#### Source text:
RogerBW's Blog

I’ve been doing the Weekly Challenges. The latest involved cumulative sums and complicated sorts. (Note that this ends today.)

Task 1: Running Sum

You are given an array of integers.

Write a script to return the running sum of the given array. The running sum can be calculated as sum[i] = num[0] + num[1] + …. + num[i].

There are two fairly obvious ways to do this. One is to start an accumulator at zero, add each entry, and copy the running total into a new list. That let me do it variable-free in PostScript:

/runningsum {

Push onto the stack, below the input array, the opening of a new array and a single member of velue zero.

    [ exch
      0 exch

For each member of the input array, add to the latest member of the new, and make another copy, which we'll add to with the next element.

      {
          add dup
      } forall

The last entry will be duplicated, so drop that.

      pop

And end the array.

    ]
} bind def

But in other languages I made a copy of the input list and just added to each member (after the first) the value of the previous member. Thus in Raku:

sub runningsum(@a) {
    my @b = @a;
    for 1 .. @a.end -> $i {
        @b[$i] += @b[$i-1];
    }
    return @b;
}

Task 2: Persistence Sort

You are given an array of positive integers.

Records:

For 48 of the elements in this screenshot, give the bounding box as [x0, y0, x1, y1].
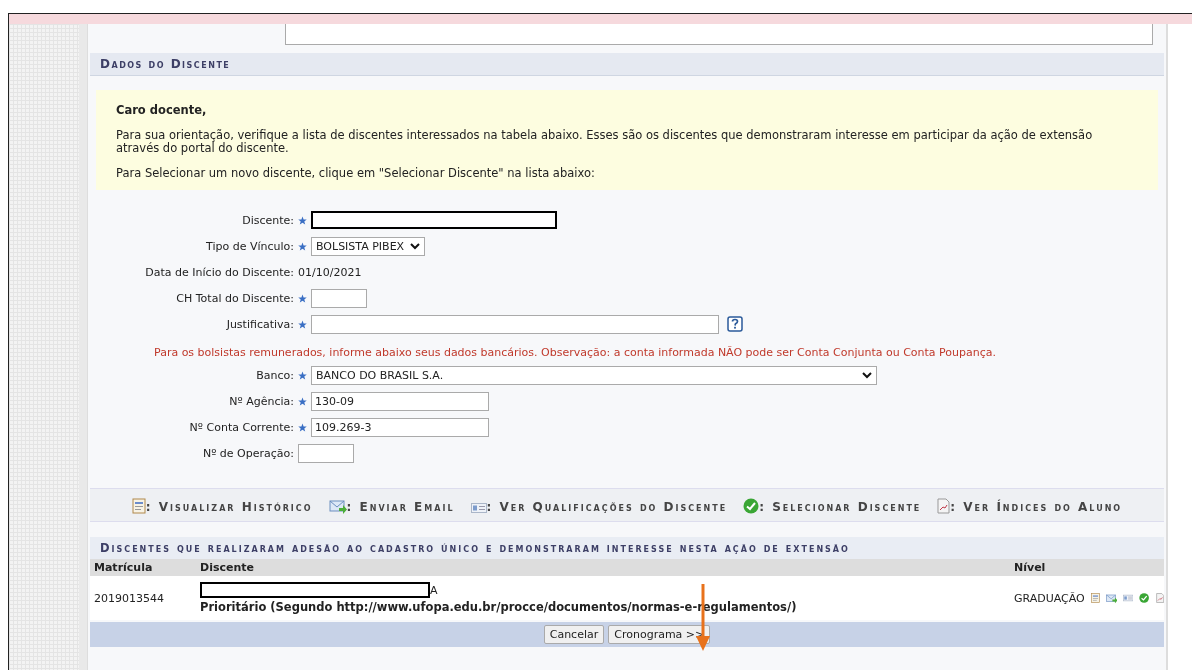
- text-area[interactable]: [285, 24, 1153, 45]
- legend-label: : Ver Índices do Aluno: [950, 500, 1123, 514]
- vinculo-select[interactable]: BOLSISTA PIBEX: [311, 236, 426, 256]
- dropdown-caret-icon: [862, 371, 872, 379]
- bank-warning: Para os bolsistas remunerados, informe abaixo seus dados bancários. Observação: a conta informada NÃO pode ser Conta Conjunta ou Conta Poupança.: [153, 346, 997, 359]
- greeting-text: Caro docente,: [116, 103, 208, 117]
- cancel-button[interactable]: Cancelar: [543, 625, 605, 644]
- field-label: Nº Agência:: [228, 394, 295, 408]
- input-field[interactable]: [311, 288, 367, 308]
- history-icon[interactable]: [1090, 590, 1100, 606]
- field-label: CH Total do Discente:: [175, 291, 295, 305]
- dropdown-caret-icon: [410, 242, 421, 250]
- column-header: Nível: [1014, 561, 1047, 574]
- table-title: Discentes que realizaram adesão ao cadastro único e demonstraram interesse nesta ação de extensão: [90, 537, 1164, 559]
- check-icon[interactable]: [743, 498, 760, 514]
- check-icon[interactable]: [1139, 590, 1150, 606]
- info-paragraph: Para Selecionar um novo discente, clique em "Selecionar Discente" na lista abaixo:: [116, 167, 596, 180]
- id-card-icon[interactable]: [1123, 592, 1134, 604]
- column-header: Discente: [200, 561, 255, 574]
- table-cell: GRADUAÇÃO: [1014, 591, 1085, 605]
- chart-document-icon[interactable]: [937, 498, 951, 514]
- bank-select[interactable]: BANCO DO BRASIL S.A.: [311, 365, 877, 385]
- legend-label: : Ver Qualificações do Discente: [486, 500, 728, 514]
- field-label: Banco:: [255, 368, 295, 382]
- email-icon[interactable]: [328, 499, 347, 514]
- field-label: Nº de Operação:: [201, 446, 295, 460]
- legend-label: : Selecionar Discente: [759, 500, 922, 514]
- field-label: Data de Início do Discente:: [144, 265, 295, 279]
- field-label: Tipo de Vínculo:: [205, 239, 295, 253]
- field-label: Justificativa:: [225, 317, 295, 331]
- id-card-icon[interactable]: [470, 502, 487, 514]
- field-value: 01/10/2021: [298, 265, 362, 279]
- field-label: Nº Conta Corrente:: [188, 420, 295, 434]
- input-field[interactable]: 109.269-3: [311, 417, 489, 437]
- info-paragraph: Para sua orientação, verifique a lista de discentes interessados na tabela abaixo. Esses são os discentes que demonstraram interesse em participar da ação de extensão através do portal do discente.: [116, 129, 1094, 155]
- chart-document-icon[interactable]: [1155, 590, 1164, 606]
- input-field[interactable]: [298, 443, 354, 463]
- table-cell-text: 2019013544: [94, 591, 165, 605]
- column-header: Matrícula: [94, 561, 154, 574]
- legend-label: : Enviar Email: [346, 500, 455, 514]
- input-field[interactable]: 130-09: [311, 391, 489, 411]
- legend-label: : Visualizar Histórico: [145, 500, 313, 514]
- input-field[interactable]: [311, 314, 719, 334]
- field-label: Discente:: [241, 213, 295, 227]
- history-icon[interactable]: [131, 498, 146, 514]
- section-title: Dados do Discente: [90, 53, 1164, 76]
- help-icon[interactable]: [727, 316, 743, 332]
- name-fragment: A: [430, 583, 438, 597]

#### Tasks and exercises:
**A)** Update the entries from the line with "- text-area[interactable]: [285, 24, 1153, 45]" through the line with "- field-label: Nº de" by putting "bank-dropdown" in place of "bank-select" and leaving everything else unchanged. Return only those lines.
**B)** Continue the blog post on the Weekly Challenge tasks from the point where it stops.
The blog post and the entries have nothing to do with each other.

#### The answers:
**A)**
- text-area[interactable]: [285, 24, 1153, 45]
- legend-label: : Ver Índices do Aluno: [950, 500, 1123, 514]
- vinculo-select[interactable]: BOLSISTA PIBEX: [311, 236, 426, 256]
- dropdown-caret-icon: [862, 371, 872, 379]
- bank-warning: Para os bolsistas remunerados, informe abaixo seus dados bancários. Observação: a conta informada NÃO pode ser Conta Conjunta ou Conta Poupança.: [153, 346, 997, 359]
- greeting-text: Caro docente,: [116, 103, 208, 117]
- cancel-button[interactable]: Cancelar: [543, 625, 605, 644]
- field-label: Nº Agência:: [228, 394, 295, 408]
- input-field[interactable]: [311, 288, 367, 308]
- history-icon[interactable]: [1090, 590, 1100, 606]
- field-label: CH Total do Discente:: [175, 291, 295, 305]
- dropdown-caret-icon: [410, 242, 421, 250]
- column-header: Nível: [1014, 561, 1047, 574]
- table-title: Discentes que realizaram adesão ao cadastro único e demonstraram interesse nesta ação de extensão: [90, 537, 1164, 559]
- check-icon[interactable]: [743, 498, 760, 514]
- check-icon[interactable]: [1139, 590, 1150, 606]
- info-paragraph: Para Selecionar um novo discente, clique em "Selecionar Discente" na lista abaixo:: [116, 167, 596, 180]
- id-card-icon[interactable]: [1123, 592, 1134, 604]
- column-header: Discente: [200, 561, 255, 574]
- table-cell: GRADUAÇÃO: [1014, 591, 1085, 605]
- chart-document-icon[interactable]: [937, 498, 951, 514]
- bank-dropdown[interactable]: BANCO DO BRASIL S.A.: [311, 365, 877, 385]
- legend-label: : Ver Qualificações do Discente: [486, 500, 728, 514]
- field-label: Banco:: [255, 368, 295, 382]
- email-icon[interactable]: [328, 499, 347, 514]
- field-label: Nº de Operação:: [201, 446, 295, 460]

**B)**
Write a script to sort the given array in increasing order with respect to the count of steps required to obtain a single-digit number by multiplying its digits recursively for each array element. If any two numbers have the same count of steps, then print the smaller number first.

So there are two parts to this. One is a function to generate the persistence value, which is fairly straightforwawrd. Rust:

fn persistence(a: u32) -> u32 {
    let mut steps = 0;
    let mut b = a;
    while b > 9 {
        steps += 1;
        let mut p = 1;
        while b > 0 {
            p *= b % 10;
            b /= 10;
        }
        b = p;
    }
    steps
}

Then it's a two-stage sort, by persistence value and then by individual value, and different languages approach this in different ways. In Rust again, sort() is stable, and there's a sort_by_cached_key() which takes care of not calculating persistence more often than we have to. (While it doesn't matter with these small examples, it could clearly get quite expensive.)

fn persistencearray(a: Vec<u32>) -> Vec<u32> {
    let mut b = a;
    b.sort();
    b.sort_by_cached_key(|i| persistence(*i));
    b
}

Kotlin and Python also have stable sorting, but get a manual cache of persistence values. In Lua and most of the other languages, I build a manual cache and then do a sort with a custom comparator.

function persistencearray(a)
   local b = a

Build the cache (avoiding duplications):

   local c = {}
   for _, v in ipairs(b) do
      if c[v] == nil then
         c[v] = persistence(v)
      end
   end

Sort with comparator:

   table.sort(b, function(a, b)
                 if c[a] == c[b] then
                    return a < b
                 else
                    return c[a] < c[b]
                 end
   end)
   return b
end

Full code on github.